• Aim of the task:
Print all of the data below exactly as it appears, leaving out every image.

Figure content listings
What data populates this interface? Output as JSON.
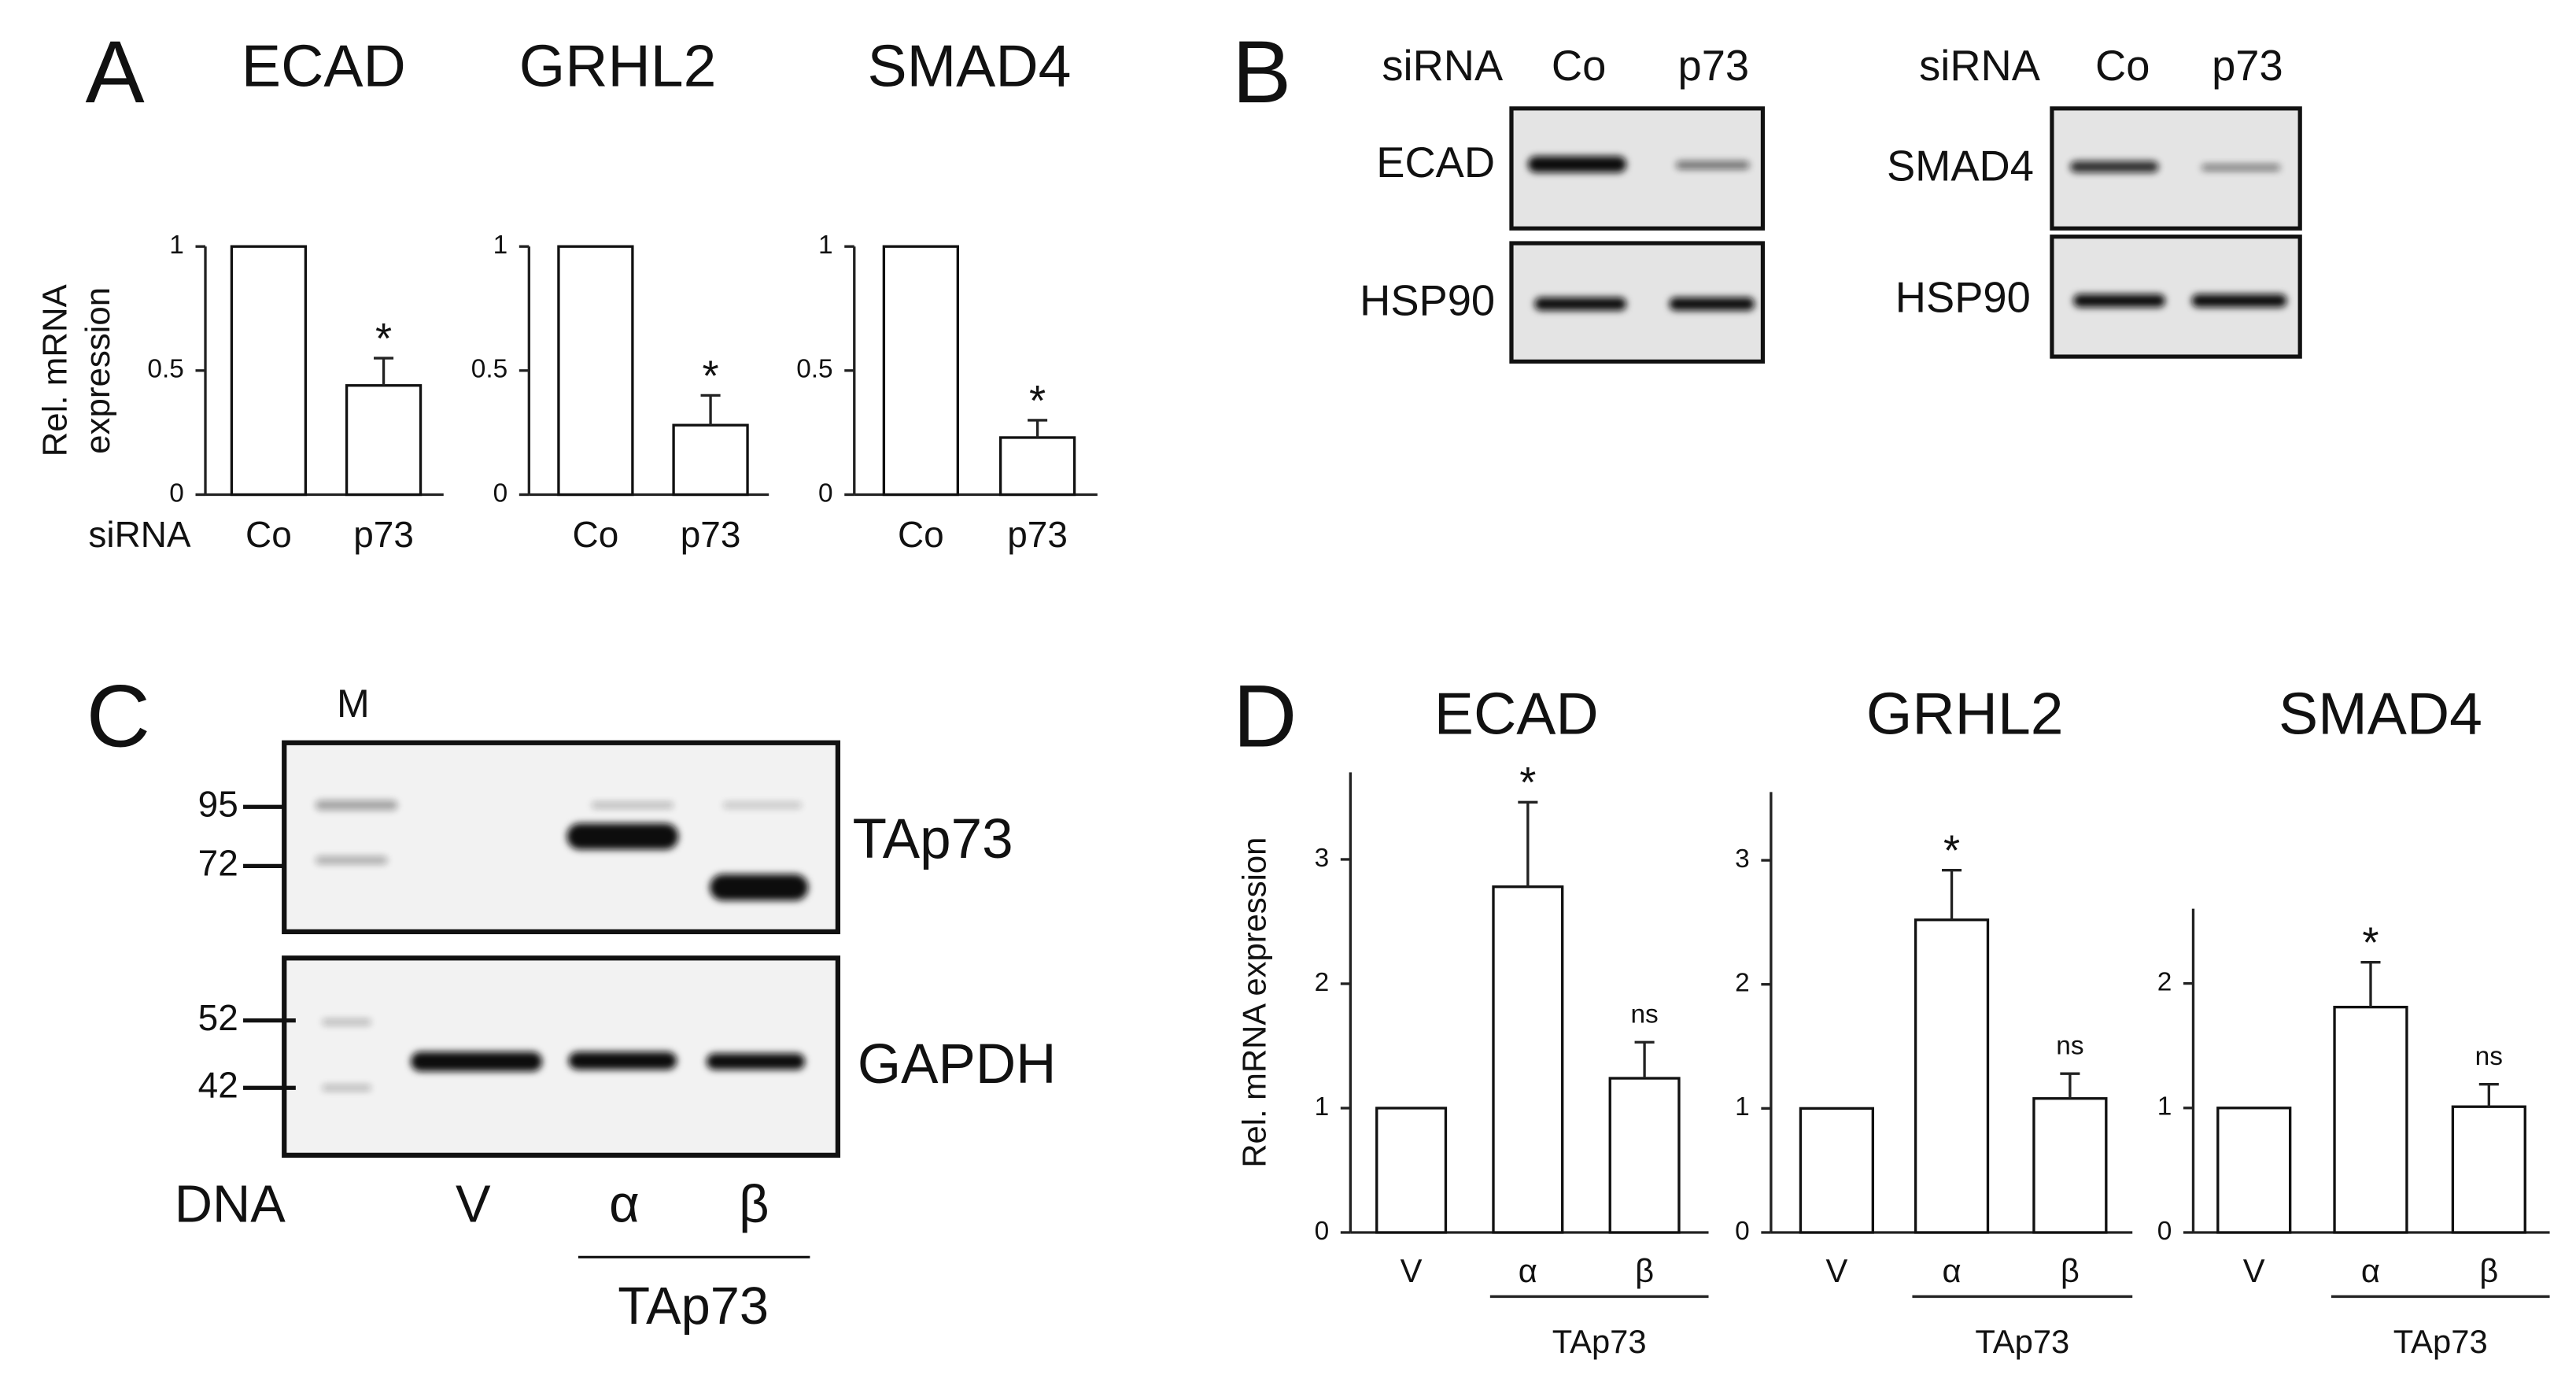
{
  "panel_labels": [
    "A",
    "B",
    "C",
    "D"
  ],
  "chart_data": [
    {
      "type": "bar",
      "title": "ECAD",
      "ylabel": [
        "Rel. mRNA",
        "expression"
      ],
      "row_label": "siRNA",
      "categories": [
        "Co",
        "p73"
      ],
      "values": [
        1,
        0.44
      ],
      "errors": [
        null,
        0.11
      ],
      "annotations": [
        null,
        "*"
      ],
      "ylim": [
        0,
        1
      ],
      "yticks": [
        0,
        0.5,
        1
      ],
      "color": "#ffffff"
    },
    {
      "type": "bar",
      "title": "GRHL2",
      "categories": [
        "Co",
        "p73"
      ],
      "values": [
        1,
        0.28
      ],
      "errors": [
        null,
        0.12
      ],
      "annotations": [
        null,
        "*"
      ],
      "ylim": [
        0,
        1
      ],
      "yticks": [
        0,
        0.5,
        1
      ],
      "color": "#ffffff"
    },
    {
      "type": "bar",
      "title": "SMAD4",
      "categories": [
        "Co",
        "p73"
      ],
      "values": [
        1,
        0.23
      ],
      "errors": [
        null,
        0.07
      ],
      "annotations": [
        null,
        "*"
      ],
      "ylim": [
        0,
        1
      ],
      "yticks": [
        0,
        0.5,
        1
      ],
      "color": "#ffffff"
    },
    {
      "type": "bar",
      "title": "ECAD",
      "ylabel": "Rel. mRNA expression",
      "categories": [
        "V",
        "α",
        "β"
      ],
      "group_label": "TAp73",
      "values": [
        1,
        2.78,
        1.24
      ],
      "errors": [
        null,
        0.68,
        0.29
      ],
      "annotations": [
        null,
        "*",
        "ns"
      ],
      "ylim": [
        0,
        3.7
      ],
      "yticks": [
        0,
        1,
        2,
        3
      ],
      "color": "#ffffff"
    },
    {
      "type": "bar",
      "title": "GRHL2",
      "categories": [
        "V",
        "α",
        "β"
      ],
      "group_label": "TAp73",
      "values": [
        1,
        2.52,
        1.08
      ],
      "errors": [
        null,
        0.4,
        0.2
      ],
      "annotations": [
        null,
        "*",
        "ns"
      ],
      "ylim": [
        0,
        3.55
      ],
      "yticks": [
        0,
        1,
        2,
        3
      ],
      "color": "#ffffff"
    },
    {
      "type": "bar",
      "title": "SMAD4",
      "categories": [
        "V",
        "α",
        "β"
      ],
      "group_label": "TAp73",
      "values": [
        1,
        1.81,
        1.01
      ],
      "errors": [
        null,
        0.36,
        0.18
      ],
      "annotations": [
        null,
        "*",
        "ns"
      ],
      "ylim": [
        0,
        2.6
      ],
      "yticks": [
        0,
        1,
        2
      ],
      "color": "#ffffff"
    }
  ],
  "blot_b": {
    "row_label": "siRNA",
    "lanes": [
      "Co",
      "p73"
    ],
    "left_proteins": [
      "ECAD",
      "HSP90"
    ],
    "right_proteins": [
      "SMAD4",
      "HSP90"
    ]
  },
  "blot_c": {
    "marker_label": "M",
    "markers": [
      95,
      72,
      52,
      42
    ],
    "proteins": [
      "TAp73",
      "GAPDH"
    ],
    "row_label": "DNA",
    "lanes": [
      "V",
      "α",
      "β"
    ],
    "group_label": "TAp73"
  }
}
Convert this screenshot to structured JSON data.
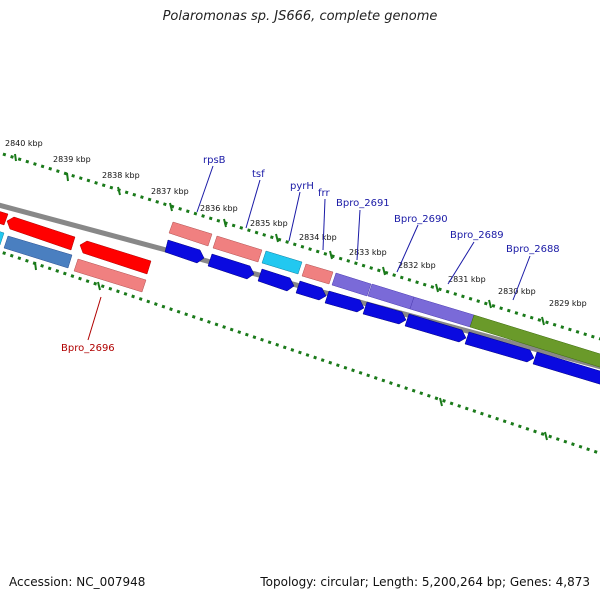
{
  "title": "Polaromonas sp. JS666, complete genome",
  "accession_text": "Accession: NC_007948",
  "stats_text": "Topology: circular; Length: 5,200,264 bp; Genes: 4,873",
  "ticks": [
    "2840 kbp",
    "2839 kbp",
    "2838 kbp",
    "2837 kbp",
    "2836 kbp",
    "2835 kbp",
    "2834 kbp",
    "2833 kbp",
    "2832 kbp",
    "2831 kbp",
    "2830 kbp",
    "2829 kbp"
  ],
  "gene_labels": [
    "rpsB",
    "tsf",
    "pyrH",
    "frr",
    "Bpro_2691",
    "Bpro_2690",
    "Bpro_2689",
    "Bpro_2688",
    "Bpro_2696"
  ],
  "colors": {
    "forward_cds": "#0a0ae0",
    "reverse_cds": "#ff0000",
    "rrna_pink": "#f08080",
    "cyan": "#22c8f0",
    "steelblue": "#4a7fc0",
    "purple": "#7a6ad8",
    "olive": "#6a9a2a",
    "backbone": "#888888",
    "tick_dots": "#1a7a1a",
    "fwd_label": "#1a1aa6",
    "rev_label": "#b00000"
  }
}
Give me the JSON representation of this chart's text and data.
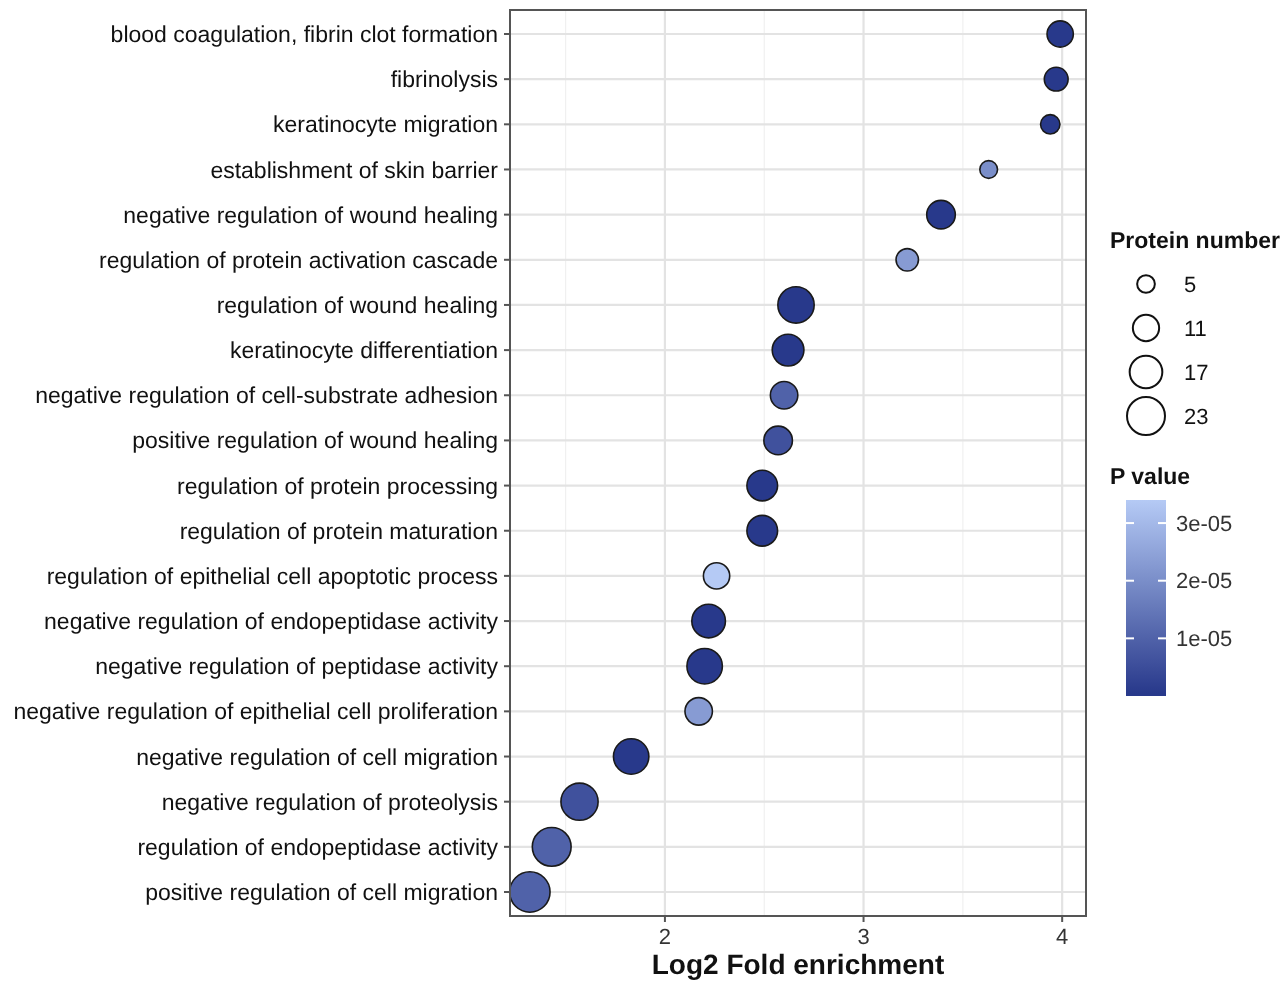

• Answer:
What data populates this interface? Output as JSON.
{
  "panel_labels": [
    "A",
    "B",
    "C",
    "D"
  ],
  "chart_data": [
    {
      "type": "bar",
      "title": "ECAD",
      "ylabel": [
        "Rel. mRNA",
        "expression"
      ],
      "row_label": "siRNA",
      "categories": [
        "Co",
        "p73"
      ],
      "values": [
        1,
        0.44
      ],
      "errors": [
        null,
        0.11
      ],
      "annotations": [
        null,
        "*"
      ],
      "ylim": [
        0,
        1
      ],
      "yticks": [
        0,
        0.5,
        1
      ],
      "color": "#ffffff"
    },
    {
      "type": "bar",
      "title": "GRHL2",
      "categories": [
        "Co",
        "p73"
      ],
      "values": [
        1,
        0.28
      ],
      "errors": [
        null,
        0.12
      ],
      "annotations": [
        null,
        "*"
      ],
      "ylim": [
        0,
        1
      ],
      "yticks": [
        0,
        0.5,
        1
      ],
      "color": "#ffffff"
    },
    {
      "type": "bar",
      "title": "SMAD4",
      "categories": [
        "Co",
        "p73"
      ],
      "values": [
        1,
        0.23
      ],
      "errors": [
        null,
        0.07
      ],
      "annotations": [
        null,
        "*"
      ],
      "ylim": [
        0,
        1
      ],
      "yticks": [
        0,
        0.5,
        1
      ],
      "color": "#ffffff"
    },
    {
      "type": "bar",
      "title": "ECAD",
      "ylabel": "Rel. mRNA expression",
      "categories": [
        "V",
        "α",
        "β"
      ],
      "group_label": "TAp73",
      "values": [
        1,
        2.78,
        1.24
      ],
      "errors": [
        null,
        0.68,
        0.29
      ],
      "annotations": [
        null,
        "*",
        "ns"
      ],
      "ylim": [
        0,
        3.7
      ],
      "yticks": [
        0,
        1,
        2,
        3
      ],
      "color": "#ffffff"
    },
    {
      "type": "bar",
      "title": "GRHL2",
      "categories": [
        "V",
        "α",
        "β"
      ],
      "group_label": "TAp73",
      "values": [
        1,
        2.52,
        1.08
      ],
      "errors": [
        null,
        0.4,
        0.2
      ],
      "annotations": [
        null,
        "*",
        "ns"
      ],
      "ylim": [
        0,
        3.55
      ],
      "yticks": [
        0,
        1,
        2,
        3
      ],
      "color": "#ffffff"
    },
    {
      "type": "bar",
      "title": "SMAD4",
      "categories": [
        "V",
        "α",
        "β"
      ],
      "group_label": "TAp73",
      "values": [
        1,
        1.81,
        1.01
      ],
      "errors": [
        null,
        0.36,
        0.18
      ],
      "annotations": [
        null,
        "*",
        "ns"
      ],
      "ylim": [
        0,
        2.6
      ],
      "yticks": [
        0,
        1,
        2
      ],
      "color": "#ffffff"
    }
  ],
  "blot_b": {
    "row_label": "siRNA",
    "lanes": [
      "Co",
      "p73"
    ],
    "left_proteins": [
      "ECAD",
      "HSP90"
    ],
    "right_proteins": [
      "SMAD4",
      "HSP90"
    ]
  },
  "blot_c": {
    "marker_label": "M",
    "markers": [
      95,
      72,
      52,
      42
    ],
    "proteins": [
      "TAp73",
      "GAPDH"
    ],
    "row_label": "DNA",
    "lanes": [
      "V",
      "α",
      "β"
    ],
    "group_label": "TAp73"
  }
}
Convert this screenshot to structured JSON data.
{
  "title": "Polaromonas sp. JS666, complete genome",
  "accession_text": "Accession: NC_007948",
  "stats_text": "Topology: circular; Length: 5,200,264 bp; Genes: 4,873",
  "ticks": [
    "2840 kbp",
    "2839 kbp",
    "2838 kbp",
    "2837 kbp",
    "2836 kbp",
    "2835 kbp",
    "2834 kbp",
    "2833 kbp",
    "2832 kbp",
    "2831 kbp",
    "2830 kbp",
    "2829 kbp"
  ],
  "gene_labels": [
    "rpsB",
    "tsf",
    "pyrH",
    "frr",
    "Bpro_2691",
    "Bpro_2690",
    "Bpro_2689",
    "Bpro_2688",
    "Bpro_2696"
  ],
  "colors": {
    "forward_cds": "#0a0ae0",
    "reverse_cds": "#ff0000",
    "rrna_pink": "#f08080",
    "cyan": "#22c8f0",
    "steelblue": "#4a7fc0",
    "purple": "#7a6ad8",
    "olive": "#6a9a2a",
    "backbone": "#888888",
    "tick_dots": "#1a7a1a",
    "fwd_label": "#1a1aa6",
    "rev_label": "#b00000"
  }
}
Give me the JSON representation of this chart's text and data.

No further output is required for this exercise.